Data supplied:
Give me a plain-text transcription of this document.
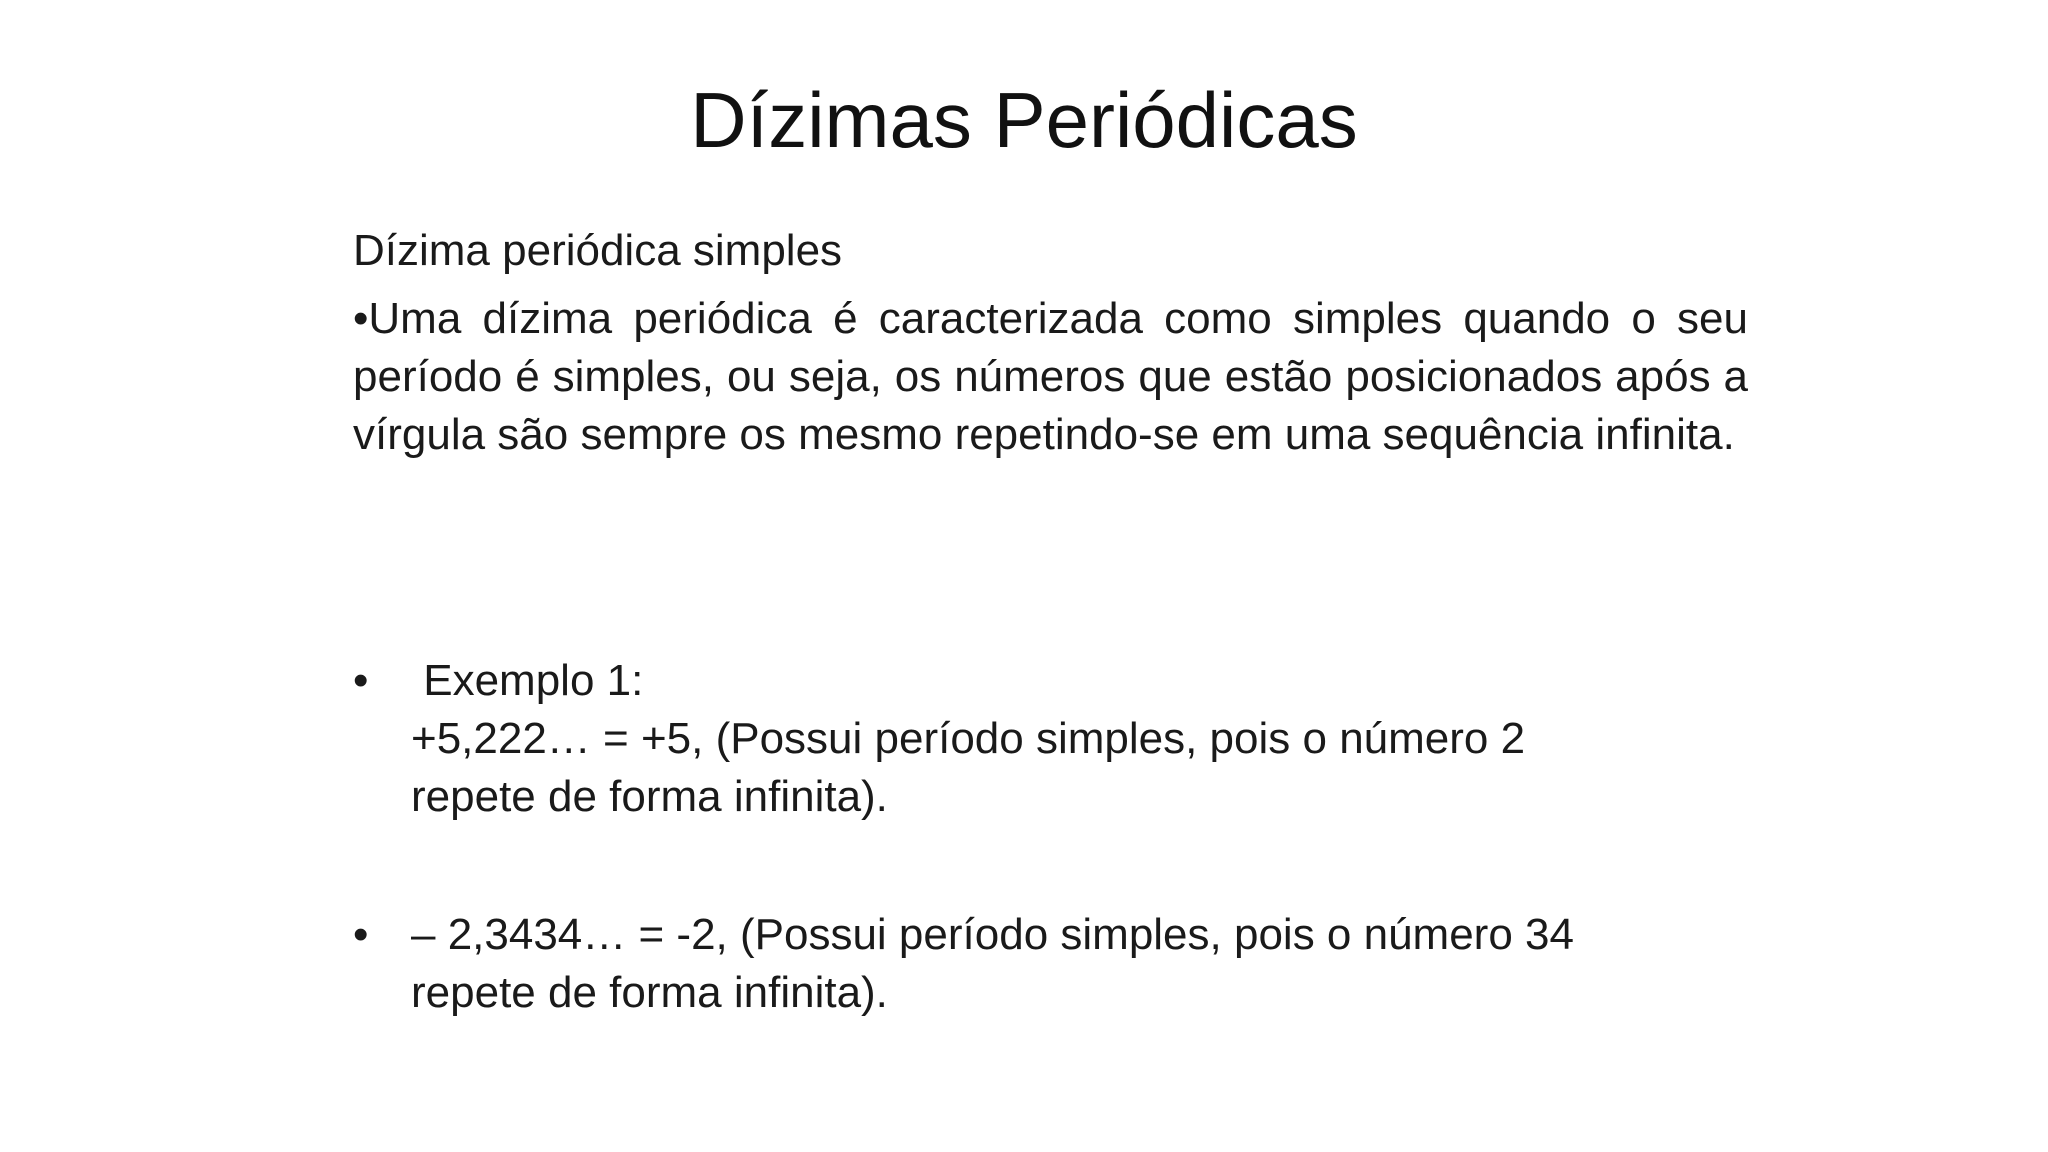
Dízimas Periódicas

Dízima periódica simples

•Uma dízima periódica é caracterizada como simples quando o seu período é simples, ou seja, os números que estão posicionados após a vírgula são sempre os mesmo repetindo-se em uma sequência infinita.

• Exemplo 1:
+5,222… = +5, (Possui período simples, pois o número 2
repete de forma infinita).
• – 2,3434… = -2, (Possui período simples, pois o número 34
repete de forma infinita).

Problem to work on: Go through the entries above and output them exactly, without pictures.

Final answer:
Give me a plain-text transcription of this document.
Dízimas Periódicas

Dízima periódica simples

•Uma dízima periódica é caracterizada como simples quando o seu período é simples, ou seja, os números que estão posicionados após a vírgula são sempre os mesmo repetindo-se em uma sequência infinita.

• Exemplo 1:
+5,222… = +5, (Possui período simples, pois o número 2
repete de forma infinita).
• – 2,3434… = -2, (Possui período simples, pois o número 34
repete de forma infinita).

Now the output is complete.